- _EXERCISE GOAL_: Copy out lines with the word "לשימוש" from the material that follows.

- _Stored data_:
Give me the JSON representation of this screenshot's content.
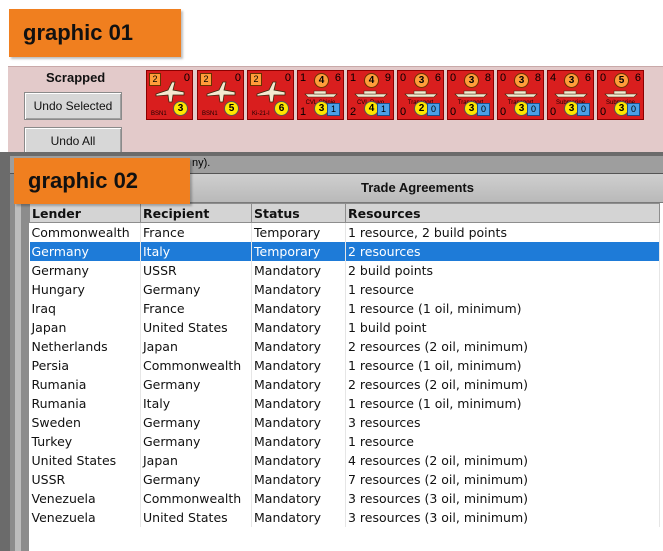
{
  "tags": {
    "graphic_01": "graphic 01",
    "graphic_02": "graphic 02"
  },
  "scrapped": {
    "label": "Scrapped",
    "undo_selected": "Undo Selected",
    "undo_all": "Undo All",
    "counters": [
      {
        "kind": "aircraft",
        "top_left": "2",
        "top_right": "0",
        "bottom_badge": "3",
        "caption": "BSN1"
      },
      {
        "kind": "aircraft",
        "top_left": "2",
        "top_right": "0",
        "bottom_badge": "5",
        "caption": "BSN1"
      },
      {
        "kind": "aircraft",
        "top_left": "2",
        "top_right": "0",
        "bottom_badge": "6",
        "caption": "Ki-21-I"
      },
      {
        "kind": "ship",
        "top_left": "1",
        "top_circle": "4",
        "top_right": "6",
        "caption": "CVL Shinie",
        "bl": "1",
        "badge": "3",
        "sq": "1"
      },
      {
        "kind": "ship",
        "top_left": "1",
        "top_circle": "4",
        "top_right": "9",
        "caption": "CVL Ruyo",
        "bl": "2",
        "badge": "4",
        "sq": "1"
      },
      {
        "kind": "ship",
        "top_left": "0",
        "top_circle": "3",
        "top_right": "6",
        "caption": "Transport",
        "bl": "0",
        "badge": "2",
        "sq": "0"
      },
      {
        "kind": "ship",
        "top_left": "0",
        "top_circle": "3",
        "top_right": "8",
        "caption": "Transport",
        "bl": "0",
        "badge": "3",
        "sq": "0"
      },
      {
        "kind": "ship",
        "top_left": "0",
        "top_circle": "3",
        "top_right": "8",
        "caption": "Transport",
        "bl": "0",
        "badge": "3",
        "sq": "0"
      },
      {
        "kind": "ship",
        "top_left": "4",
        "top_circle": "3",
        "top_right": "6",
        "caption": "Submarine",
        "bl": "0",
        "badge": "3",
        "sq": "0"
      },
      {
        "kind": "ship",
        "top_left": "0",
        "top_circle": "5",
        "top_right": "6",
        "caption": "Submarine",
        "bl": "0",
        "badge": "3",
        "sq": "0"
      }
    ]
  },
  "window": {
    "title_fragment": "ny)."
  },
  "trade": {
    "title": "Trade Agreements",
    "columns": [
      "Lender",
      "Recipient",
      "Status",
      "Resources"
    ],
    "selected_index": 1,
    "rows": [
      [
        "Commonwealth",
        "France",
        "Temporary",
        "1 resource, 2 build points"
      ],
      [
        "Germany",
        "Italy",
        "Temporary",
        "2 resources"
      ],
      [
        "Germany",
        "USSR",
        "Mandatory",
        "2 build points"
      ],
      [
        "Hungary",
        "Germany",
        "Mandatory",
        "1 resource"
      ],
      [
        "Iraq",
        "France",
        "Mandatory",
        "1 resource (1 oil, minimum)"
      ],
      [
        "Japan",
        "United States",
        "Mandatory",
        "1 build point"
      ],
      [
        "Netherlands",
        "Japan",
        "Mandatory",
        "2 resources (2 oil, minimum)"
      ],
      [
        "Persia",
        "Commonwealth",
        "Mandatory",
        "1 resource (1 oil, minimum)"
      ],
      [
        "Rumania",
        "Germany",
        "Mandatory",
        "2 resources (2 oil, minimum)"
      ],
      [
        "Rumania",
        "Italy",
        "Mandatory",
        "1 resource (1 oil, minimum)"
      ],
      [
        "Sweden",
        "Germany",
        "Mandatory",
        "3 resources"
      ],
      [
        "Turkey",
        "Germany",
        "Mandatory",
        "1 resource"
      ],
      [
        "United States",
        "Japan",
        "Mandatory",
        "4 resources (2 oil, minimum)"
      ],
      [
        "USSR",
        "Germany",
        "Mandatory",
        "7 resources (2 oil, minimum)"
      ],
      [
        "Venezuela",
        "Commonwealth",
        "Mandatory",
        "3 resources (3 oil, minimum)"
      ],
      [
        "Venezuela",
        "United States",
        "Mandatory",
        "3 resources (3 oil, minimum)"
      ]
    ]
  },
  "colors": {
    "counter_red": "#d91e1e",
    "selection_blue": "#1e7bd8",
    "tag_orange": "#f07f1f",
    "scrapped_bg": "#e3caca"
  }
}
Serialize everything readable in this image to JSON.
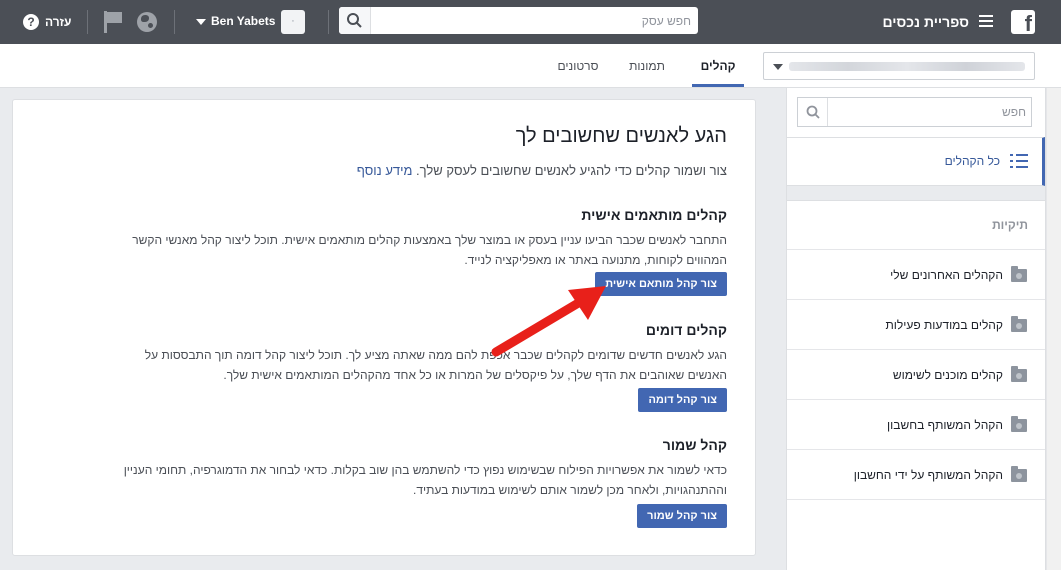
{
  "topbar": {
    "app_title": "ספריית נכסים",
    "search_placeholder": "חפש עסק",
    "username": "Ben Yabets",
    "avatar_initial": "·",
    "help_label": "עזרה",
    "help_glyph": "?",
    "logo_glyph": "f"
  },
  "tabs": [
    {
      "label": "קהלים",
      "active": true
    },
    {
      "label": "תמונות",
      "active": false
    },
    {
      "label": "סרטונים",
      "active": false
    }
  ],
  "main": {
    "title": "הגע לאנשים שחשובים לך",
    "subtitle": "צור ושמור קהלים כדי להגיע לאנשים שחשובים לעסק שלך.",
    "learn_more": "מידע נוסף",
    "sections": [
      {
        "title": "קהלים מותאמים אישית",
        "body": "התחבר לאנשים שכבר הביעו עניין בעסק או במוצר שלך באמצעות קהלים מותאמים אישית. תוכל ליצור קהל מאנשי הקשר המהווים לקוחות, מתנועה באתר או מאפליקציה לנייד.",
        "button": "צור קהל מותאם אישית"
      },
      {
        "title": "קהלים דומים",
        "body": "הגע לאנשים חדשים שדומים לקהלים שכבר אכפת להם ממה שאתה מציע לך. תוכל ליצור קהל דומה תוך התבססות על האנשים שאוהבים את הדף שלך, על פיקסלים של המרות או כל אחד מהקהלים המותאמים אישית שלך.",
        "button": "צור קהל דומה"
      },
      {
        "title": "קהל שמור",
        "body": "כדאי לשמור את אפשרויות הפילוח שבשימוש נפוץ כדי להשתמש בהן שוב בקלות. כדאי לבחור את הדמוגרפיה, תחומי העניין וההתנהגויות, ולאחר מכן לשמור אותם לשימוש במודעות בעתיד.",
        "button": "צור קהל שמור"
      }
    ]
  },
  "sidebar": {
    "search_placeholder": "חפש",
    "all_audiences": "כל הקהלים",
    "folders_header": "תיקיות",
    "folders": [
      "הקהלים האחרונים שלי",
      "קהלים במודעות פעילות",
      "קהלים מוכנים לשימוש",
      "הקהל המשותף בחשבון",
      "הקהל המשותף על ידי החשבון"
    ]
  },
  "colors": {
    "topbar": "#4b4f56",
    "accent": "#4267b2",
    "link": "#365899",
    "arrow": "#e8201a"
  }
}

- _COMPLETE ANSWER_:
        "body": "כדאי לשמור את אפשרויות הפילוח שבשימוש נפוץ כדי להשתמש בהן שוב בקלות. כדאי לבחור את הדמוגרפיה, תחומי העניין וההתנהגויות, ולאחר מכן לשמור אותם לשימוש במודעות בעתיד.",
      "קהלים מוכנים לשימוש",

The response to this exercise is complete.